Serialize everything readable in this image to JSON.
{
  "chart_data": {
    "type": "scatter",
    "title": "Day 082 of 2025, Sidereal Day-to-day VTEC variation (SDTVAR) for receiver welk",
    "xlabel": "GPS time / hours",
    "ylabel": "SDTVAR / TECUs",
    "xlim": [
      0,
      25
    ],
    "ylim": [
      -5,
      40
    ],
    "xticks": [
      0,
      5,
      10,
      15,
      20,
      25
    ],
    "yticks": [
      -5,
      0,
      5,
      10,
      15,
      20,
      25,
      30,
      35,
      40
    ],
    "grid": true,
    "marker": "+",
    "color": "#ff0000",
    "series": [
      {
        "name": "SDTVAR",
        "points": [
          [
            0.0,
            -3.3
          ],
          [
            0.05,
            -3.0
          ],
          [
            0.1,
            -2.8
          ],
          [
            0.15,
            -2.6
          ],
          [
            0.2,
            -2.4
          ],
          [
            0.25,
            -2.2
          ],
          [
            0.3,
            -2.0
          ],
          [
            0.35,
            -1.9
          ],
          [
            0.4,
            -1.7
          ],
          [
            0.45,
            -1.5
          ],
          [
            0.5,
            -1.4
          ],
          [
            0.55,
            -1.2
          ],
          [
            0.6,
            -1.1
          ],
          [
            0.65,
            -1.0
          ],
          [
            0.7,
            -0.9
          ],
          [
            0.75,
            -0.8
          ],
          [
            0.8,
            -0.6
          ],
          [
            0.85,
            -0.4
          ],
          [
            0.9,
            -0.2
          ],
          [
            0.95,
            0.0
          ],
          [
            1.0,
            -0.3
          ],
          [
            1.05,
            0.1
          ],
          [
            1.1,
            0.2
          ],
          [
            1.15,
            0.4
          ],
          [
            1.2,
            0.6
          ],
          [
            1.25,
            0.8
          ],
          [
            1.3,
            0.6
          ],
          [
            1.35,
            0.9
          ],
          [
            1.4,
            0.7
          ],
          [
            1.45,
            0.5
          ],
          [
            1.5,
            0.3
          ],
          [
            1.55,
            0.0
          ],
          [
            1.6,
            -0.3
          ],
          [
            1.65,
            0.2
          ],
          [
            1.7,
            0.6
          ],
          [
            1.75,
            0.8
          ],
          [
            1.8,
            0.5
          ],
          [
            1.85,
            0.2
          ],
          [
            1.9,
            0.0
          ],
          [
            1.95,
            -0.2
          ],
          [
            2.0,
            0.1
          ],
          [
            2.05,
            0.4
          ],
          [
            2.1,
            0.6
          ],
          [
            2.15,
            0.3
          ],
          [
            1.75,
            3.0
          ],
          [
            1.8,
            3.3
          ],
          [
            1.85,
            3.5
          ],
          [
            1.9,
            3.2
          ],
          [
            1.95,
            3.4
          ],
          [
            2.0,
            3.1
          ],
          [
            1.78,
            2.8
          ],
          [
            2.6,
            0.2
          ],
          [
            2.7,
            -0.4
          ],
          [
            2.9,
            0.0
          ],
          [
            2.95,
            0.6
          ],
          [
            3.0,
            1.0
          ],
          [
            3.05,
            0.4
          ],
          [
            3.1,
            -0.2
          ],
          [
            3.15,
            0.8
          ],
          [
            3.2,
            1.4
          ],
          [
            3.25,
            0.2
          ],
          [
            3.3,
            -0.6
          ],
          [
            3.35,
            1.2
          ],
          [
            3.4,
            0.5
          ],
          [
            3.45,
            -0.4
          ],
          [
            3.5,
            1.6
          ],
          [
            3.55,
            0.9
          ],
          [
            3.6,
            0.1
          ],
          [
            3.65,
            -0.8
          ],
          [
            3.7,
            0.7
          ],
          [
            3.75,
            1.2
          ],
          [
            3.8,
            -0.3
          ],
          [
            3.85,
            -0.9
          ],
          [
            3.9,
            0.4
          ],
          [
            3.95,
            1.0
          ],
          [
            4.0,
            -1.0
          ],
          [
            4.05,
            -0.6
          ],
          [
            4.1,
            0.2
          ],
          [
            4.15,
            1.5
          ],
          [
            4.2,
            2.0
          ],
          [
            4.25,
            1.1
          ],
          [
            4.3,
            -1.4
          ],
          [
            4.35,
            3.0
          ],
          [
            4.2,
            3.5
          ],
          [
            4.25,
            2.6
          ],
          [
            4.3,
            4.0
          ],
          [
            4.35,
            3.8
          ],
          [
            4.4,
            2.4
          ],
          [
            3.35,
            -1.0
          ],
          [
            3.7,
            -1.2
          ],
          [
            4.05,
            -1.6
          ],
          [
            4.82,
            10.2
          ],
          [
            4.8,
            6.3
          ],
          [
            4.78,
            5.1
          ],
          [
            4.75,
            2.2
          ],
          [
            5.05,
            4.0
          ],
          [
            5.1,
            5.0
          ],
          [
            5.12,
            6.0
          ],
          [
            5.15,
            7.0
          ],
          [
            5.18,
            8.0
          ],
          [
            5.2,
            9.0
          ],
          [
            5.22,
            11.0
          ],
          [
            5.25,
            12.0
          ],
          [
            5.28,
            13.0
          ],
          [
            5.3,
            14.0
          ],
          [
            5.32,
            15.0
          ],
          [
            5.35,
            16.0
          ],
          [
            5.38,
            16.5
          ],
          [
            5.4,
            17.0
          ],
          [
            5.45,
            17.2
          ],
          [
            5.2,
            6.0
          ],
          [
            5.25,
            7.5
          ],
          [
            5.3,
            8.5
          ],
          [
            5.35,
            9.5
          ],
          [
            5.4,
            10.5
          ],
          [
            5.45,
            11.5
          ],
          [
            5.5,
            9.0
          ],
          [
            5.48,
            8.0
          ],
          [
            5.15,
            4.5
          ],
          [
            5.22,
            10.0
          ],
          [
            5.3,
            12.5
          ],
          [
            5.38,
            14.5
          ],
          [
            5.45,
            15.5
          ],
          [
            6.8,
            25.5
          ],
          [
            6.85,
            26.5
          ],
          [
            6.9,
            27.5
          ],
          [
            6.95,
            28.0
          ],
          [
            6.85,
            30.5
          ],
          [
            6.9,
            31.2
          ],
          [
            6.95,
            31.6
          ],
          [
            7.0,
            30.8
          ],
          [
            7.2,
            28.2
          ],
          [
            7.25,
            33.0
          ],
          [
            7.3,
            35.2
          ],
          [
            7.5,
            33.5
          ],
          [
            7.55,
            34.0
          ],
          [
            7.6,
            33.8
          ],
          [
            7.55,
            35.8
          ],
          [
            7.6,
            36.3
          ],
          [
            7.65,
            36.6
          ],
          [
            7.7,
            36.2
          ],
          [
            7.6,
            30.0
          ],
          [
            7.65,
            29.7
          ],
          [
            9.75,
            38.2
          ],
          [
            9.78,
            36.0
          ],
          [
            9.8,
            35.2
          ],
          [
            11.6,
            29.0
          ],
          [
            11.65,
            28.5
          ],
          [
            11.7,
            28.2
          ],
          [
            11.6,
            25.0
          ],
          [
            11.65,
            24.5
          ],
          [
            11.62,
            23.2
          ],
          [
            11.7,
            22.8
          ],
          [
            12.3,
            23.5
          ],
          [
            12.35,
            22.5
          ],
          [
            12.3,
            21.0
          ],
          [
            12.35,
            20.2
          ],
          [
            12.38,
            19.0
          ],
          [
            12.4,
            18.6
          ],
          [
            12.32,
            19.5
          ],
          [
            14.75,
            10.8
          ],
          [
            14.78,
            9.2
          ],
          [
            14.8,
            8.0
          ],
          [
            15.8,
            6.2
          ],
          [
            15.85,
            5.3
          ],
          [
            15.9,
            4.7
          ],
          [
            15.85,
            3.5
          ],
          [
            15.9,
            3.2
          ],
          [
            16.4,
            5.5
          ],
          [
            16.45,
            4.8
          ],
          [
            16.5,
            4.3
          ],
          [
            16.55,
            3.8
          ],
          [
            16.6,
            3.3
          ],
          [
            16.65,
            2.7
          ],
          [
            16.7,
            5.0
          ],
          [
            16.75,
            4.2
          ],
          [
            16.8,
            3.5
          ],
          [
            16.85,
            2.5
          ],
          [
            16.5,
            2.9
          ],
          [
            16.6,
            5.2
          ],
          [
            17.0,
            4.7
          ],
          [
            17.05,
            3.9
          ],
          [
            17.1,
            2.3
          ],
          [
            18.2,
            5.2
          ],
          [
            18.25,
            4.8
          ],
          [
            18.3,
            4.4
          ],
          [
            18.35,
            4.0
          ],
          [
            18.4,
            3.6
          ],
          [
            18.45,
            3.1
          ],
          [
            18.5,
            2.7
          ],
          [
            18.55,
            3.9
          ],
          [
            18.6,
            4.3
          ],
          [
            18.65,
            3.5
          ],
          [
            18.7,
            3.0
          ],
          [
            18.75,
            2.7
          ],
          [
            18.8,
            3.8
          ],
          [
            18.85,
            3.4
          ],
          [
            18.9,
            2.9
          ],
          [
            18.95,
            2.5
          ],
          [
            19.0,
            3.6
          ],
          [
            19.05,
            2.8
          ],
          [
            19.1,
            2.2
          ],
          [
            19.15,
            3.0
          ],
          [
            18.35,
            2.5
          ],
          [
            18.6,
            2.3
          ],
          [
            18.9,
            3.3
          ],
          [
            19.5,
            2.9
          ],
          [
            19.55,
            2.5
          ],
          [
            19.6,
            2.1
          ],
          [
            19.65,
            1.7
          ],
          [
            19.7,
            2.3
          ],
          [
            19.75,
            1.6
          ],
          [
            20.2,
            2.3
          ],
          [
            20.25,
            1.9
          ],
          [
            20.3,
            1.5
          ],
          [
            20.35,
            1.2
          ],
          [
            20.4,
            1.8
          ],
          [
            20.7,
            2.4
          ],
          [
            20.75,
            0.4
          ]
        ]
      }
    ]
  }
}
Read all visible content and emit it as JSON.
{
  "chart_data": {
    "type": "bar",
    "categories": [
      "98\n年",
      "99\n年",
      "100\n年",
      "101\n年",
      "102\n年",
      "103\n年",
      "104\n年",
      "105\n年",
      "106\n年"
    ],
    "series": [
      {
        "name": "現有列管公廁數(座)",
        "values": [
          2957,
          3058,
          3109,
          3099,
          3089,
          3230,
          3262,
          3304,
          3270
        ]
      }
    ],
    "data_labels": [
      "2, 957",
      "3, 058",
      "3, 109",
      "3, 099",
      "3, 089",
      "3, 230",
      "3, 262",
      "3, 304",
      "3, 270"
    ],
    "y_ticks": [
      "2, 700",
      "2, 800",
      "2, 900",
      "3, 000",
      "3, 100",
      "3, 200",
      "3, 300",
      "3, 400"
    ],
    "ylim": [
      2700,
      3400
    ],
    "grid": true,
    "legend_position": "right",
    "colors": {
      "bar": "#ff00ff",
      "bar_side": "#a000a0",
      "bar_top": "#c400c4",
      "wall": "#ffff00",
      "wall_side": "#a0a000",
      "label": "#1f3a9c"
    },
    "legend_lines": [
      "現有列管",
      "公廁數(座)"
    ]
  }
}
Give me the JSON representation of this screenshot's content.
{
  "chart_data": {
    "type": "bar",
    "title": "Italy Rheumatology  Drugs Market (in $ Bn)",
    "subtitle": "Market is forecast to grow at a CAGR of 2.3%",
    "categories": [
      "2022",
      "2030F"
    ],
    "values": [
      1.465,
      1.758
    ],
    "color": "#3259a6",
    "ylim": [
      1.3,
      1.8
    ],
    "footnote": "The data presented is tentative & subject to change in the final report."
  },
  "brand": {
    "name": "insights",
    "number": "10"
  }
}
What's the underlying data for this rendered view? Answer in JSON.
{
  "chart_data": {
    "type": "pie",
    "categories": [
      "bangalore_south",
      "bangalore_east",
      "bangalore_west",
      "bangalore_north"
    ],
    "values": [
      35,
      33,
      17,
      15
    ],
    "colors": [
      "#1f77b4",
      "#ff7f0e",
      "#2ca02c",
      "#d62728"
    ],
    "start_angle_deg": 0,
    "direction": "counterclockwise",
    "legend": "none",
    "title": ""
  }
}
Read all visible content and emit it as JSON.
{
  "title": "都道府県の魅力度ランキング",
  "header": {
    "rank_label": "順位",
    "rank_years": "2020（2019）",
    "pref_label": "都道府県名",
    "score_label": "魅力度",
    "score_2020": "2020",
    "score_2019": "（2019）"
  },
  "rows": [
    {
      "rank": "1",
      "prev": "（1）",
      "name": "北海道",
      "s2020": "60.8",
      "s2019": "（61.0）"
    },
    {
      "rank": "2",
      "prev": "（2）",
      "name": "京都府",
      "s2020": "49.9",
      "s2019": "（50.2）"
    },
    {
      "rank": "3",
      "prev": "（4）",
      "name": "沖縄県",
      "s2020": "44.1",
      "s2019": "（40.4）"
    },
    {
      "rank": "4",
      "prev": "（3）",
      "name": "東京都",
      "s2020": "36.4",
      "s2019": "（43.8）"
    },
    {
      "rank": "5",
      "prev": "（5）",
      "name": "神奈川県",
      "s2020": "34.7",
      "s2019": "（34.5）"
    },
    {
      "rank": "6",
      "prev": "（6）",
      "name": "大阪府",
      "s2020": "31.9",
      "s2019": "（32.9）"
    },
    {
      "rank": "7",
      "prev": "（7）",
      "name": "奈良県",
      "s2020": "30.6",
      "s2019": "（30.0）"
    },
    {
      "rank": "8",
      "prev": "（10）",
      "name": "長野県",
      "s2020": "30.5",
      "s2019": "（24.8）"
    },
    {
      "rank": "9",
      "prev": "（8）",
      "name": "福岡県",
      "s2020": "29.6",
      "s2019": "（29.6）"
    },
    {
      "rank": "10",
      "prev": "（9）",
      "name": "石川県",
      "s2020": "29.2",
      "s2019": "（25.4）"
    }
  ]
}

**What is required:** Gather and return every line that holds the string "SDTVAR".

**Correct answer:**
    "title": "Day 082 of 2025, Sidereal Day-to-day VTEC variation (SDTVAR) for receiver welk",
    "ylabel": "SDTVAR / TECUs",
        "name": "SDTVAR",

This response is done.